■ Task directions: Copy out each line exactly as it appears.
##### Extracted entries #####
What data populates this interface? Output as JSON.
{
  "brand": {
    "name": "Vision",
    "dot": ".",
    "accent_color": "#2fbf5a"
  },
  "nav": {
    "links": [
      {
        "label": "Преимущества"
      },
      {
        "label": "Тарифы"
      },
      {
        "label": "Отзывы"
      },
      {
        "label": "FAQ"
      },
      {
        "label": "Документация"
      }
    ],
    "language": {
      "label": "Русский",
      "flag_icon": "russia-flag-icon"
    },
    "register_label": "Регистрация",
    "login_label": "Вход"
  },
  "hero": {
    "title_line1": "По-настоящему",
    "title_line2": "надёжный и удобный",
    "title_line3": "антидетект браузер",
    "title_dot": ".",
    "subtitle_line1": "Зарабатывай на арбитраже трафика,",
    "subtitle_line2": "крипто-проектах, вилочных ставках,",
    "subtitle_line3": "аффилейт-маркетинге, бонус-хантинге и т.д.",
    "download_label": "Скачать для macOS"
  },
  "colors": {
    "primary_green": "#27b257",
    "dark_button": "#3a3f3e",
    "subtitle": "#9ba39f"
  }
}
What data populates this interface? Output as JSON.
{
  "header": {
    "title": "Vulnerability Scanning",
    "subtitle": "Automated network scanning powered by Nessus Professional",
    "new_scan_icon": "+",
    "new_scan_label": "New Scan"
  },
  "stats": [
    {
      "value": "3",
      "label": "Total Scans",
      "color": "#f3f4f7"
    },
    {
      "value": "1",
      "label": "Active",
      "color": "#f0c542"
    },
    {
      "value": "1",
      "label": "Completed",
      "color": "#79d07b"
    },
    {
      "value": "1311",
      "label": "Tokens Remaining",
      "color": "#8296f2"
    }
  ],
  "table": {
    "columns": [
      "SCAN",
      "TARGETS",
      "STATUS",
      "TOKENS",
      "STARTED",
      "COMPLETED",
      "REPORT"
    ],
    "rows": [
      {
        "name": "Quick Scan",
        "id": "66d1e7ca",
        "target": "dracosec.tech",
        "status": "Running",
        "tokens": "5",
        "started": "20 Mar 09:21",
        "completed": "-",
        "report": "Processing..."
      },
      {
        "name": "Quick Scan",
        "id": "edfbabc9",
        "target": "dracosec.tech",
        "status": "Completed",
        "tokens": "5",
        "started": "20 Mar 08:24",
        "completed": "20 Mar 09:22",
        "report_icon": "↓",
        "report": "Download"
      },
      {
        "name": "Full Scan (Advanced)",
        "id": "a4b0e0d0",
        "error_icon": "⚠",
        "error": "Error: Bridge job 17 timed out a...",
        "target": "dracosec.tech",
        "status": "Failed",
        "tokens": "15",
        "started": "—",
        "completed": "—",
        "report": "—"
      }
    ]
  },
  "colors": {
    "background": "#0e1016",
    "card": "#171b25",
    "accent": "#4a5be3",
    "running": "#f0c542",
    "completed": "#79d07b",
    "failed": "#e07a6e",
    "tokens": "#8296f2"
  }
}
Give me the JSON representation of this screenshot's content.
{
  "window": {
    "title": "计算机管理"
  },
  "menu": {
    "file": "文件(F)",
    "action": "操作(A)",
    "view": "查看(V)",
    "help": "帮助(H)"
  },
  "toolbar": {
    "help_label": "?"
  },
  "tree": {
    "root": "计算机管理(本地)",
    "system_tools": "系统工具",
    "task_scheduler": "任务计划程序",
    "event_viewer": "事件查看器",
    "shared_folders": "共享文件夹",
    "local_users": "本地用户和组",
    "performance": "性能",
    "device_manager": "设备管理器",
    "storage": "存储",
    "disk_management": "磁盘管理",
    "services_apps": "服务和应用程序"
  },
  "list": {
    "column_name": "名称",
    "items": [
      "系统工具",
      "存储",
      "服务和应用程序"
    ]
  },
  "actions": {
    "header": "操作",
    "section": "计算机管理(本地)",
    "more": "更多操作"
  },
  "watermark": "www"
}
#####
■ Final result:
What data populates this interface? Output as JSON.
{
  "brand": {
    "name": "Vision",
    "dot": ".",
    "accent_color": "#2fbf5a"
  },
  "nav": {
    "links": [
      {
        "label": "Преимущества"
      },
      {
        "label": "Тарифы"
      },
      {
        "label": "Отзывы"
      },
      {
        "label": "FAQ"
      },
      {
        "label": "Документация"
      }
    ],
    "language": {
      "label": "Русский",
      "flag_icon": "russia-flag-icon"
    },
    "register_label": "Регистрация",
    "login_label": "Вход"
  },
  "hero": {
    "title_line1": "По-настоящему",
    "title_line2": "надёжный и удобный",
    "title_line3": "антидетект браузер",
    "title_dot": ".",
    "subtitle_line1": "Зарабатывай на арбитраже трафика,",
    "subtitle_line2": "крипто-проектах, вилочных ставках,",
    "subtitle_line3": "аффилейт-маркетинге, бонус-хантинге и т.д.",
    "download_label": "Скачать для macOS"
  },
  "colors": {
    "primary_green": "#27b257",
    "dark_button": "#3a3f3e",
    "subtitle": "#9ba39f"
  }
}
What data populates this interface? Output as JSON.
{
  "header": {
    "title": "Vulnerability Scanning",
    "subtitle": "Automated network scanning powered by Nessus Professional",
    "new_scan_icon": "+",
    "new_scan_label": "New Scan"
  },
  "stats": [
    {
      "value": "3",
      "label": "Total Scans",
      "color": "#f3f4f7"
    },
    {
      "value": "1",
      "label": "Active",
      "color": "#f0c542"
    },
    {
      "value": "1",
      "label": "Completed",
      "color": "#79d07b"
    },
    {
      "value": "1311",
      "label": "Tokens Remaining",
      "color": "#8296f2"
    }
  ],
  "table": {
    "columns": [
      "SCAN",
      "TARGETS",
      "STATUS",
      "TOKENS",
      "STARTED",
      "COMPLETED",
      "REPORT"
    ],
    "rows": [
      {
        "name": "Quick Scan",
        "id": "66d1e7ca",
        "target": "dracosec.tech",
        "status": "Running",
        "tokens": "5",
        "started": "20 Mar 09:21",
        "completed": "-",
        "report": "Processing..."
      },
      {
        "name": "Quick Scan",
        "id": "edfbabc9",
        "target": "dracosec.tech",
        "status": "Completed",
        "tokens": "5",
        "started": "20 Mar 08:24",
        "completed": "20 Mar 09:22",
        "report_icon": "↓",
        "report": "Download"
      },
      {
        "name": "Full Scan (Advanced)",
        "id": "a4b0e0d0",
        "error_icon": "⚠",
        "error": "Error: Bridge job 17 timed out a...",
        "target": "dracosec.tech",
        "status": "Failed",
        "tokens": "15",
        "started": "—",
        "completed": "—",
        "report": "—"
      }
    ]
  },
  "colors": {
    "background": "#0e1016",
    "card": "#171b25",
    "accent": "#4a5be3",
    "running": "#f0c542",
    "completed": "#79d07b",
    "failed": "#e07a6e",
    "tokens": "#8296f2"
  }
}
Give me the JSON representation of this screenshot's content.
{
  "window": {
    "title": "计算机管理"
  },
  "menu": {
    "file": "文件(F)",
    "action": "操作(A)",
    "view": "查看(V)",
    "help": "帮助(H)"
  },
  "toolbar": {
    "help_label": "?"
  },
  "tree": {
    "root": "计算机管理(本地)",
    "system_tools": "系统工具",
    "task_scheduler": "任务计划程序",
    "event_viewer": "事件查看器",
    "shared_folders": "共享文件夹",
    "local_users": "本地用户和组",
    "performance": "性能",
    "device_manager": "设备管理器",
    "storage": "存储",
    "disk_management": "磁盘管理",
    "services_apps": "服务和应用程序"
  },
  "list": {
    "column_name": "名称",
    "items": [
      "系统工具",
      "存储",
      "服务和应用程序"
    ]
  },
  "actions": {
    "header": "操作",
    "section": "计算机管理(本地)",
    "more": "更多操作"
  },
  "watermark": "www"
}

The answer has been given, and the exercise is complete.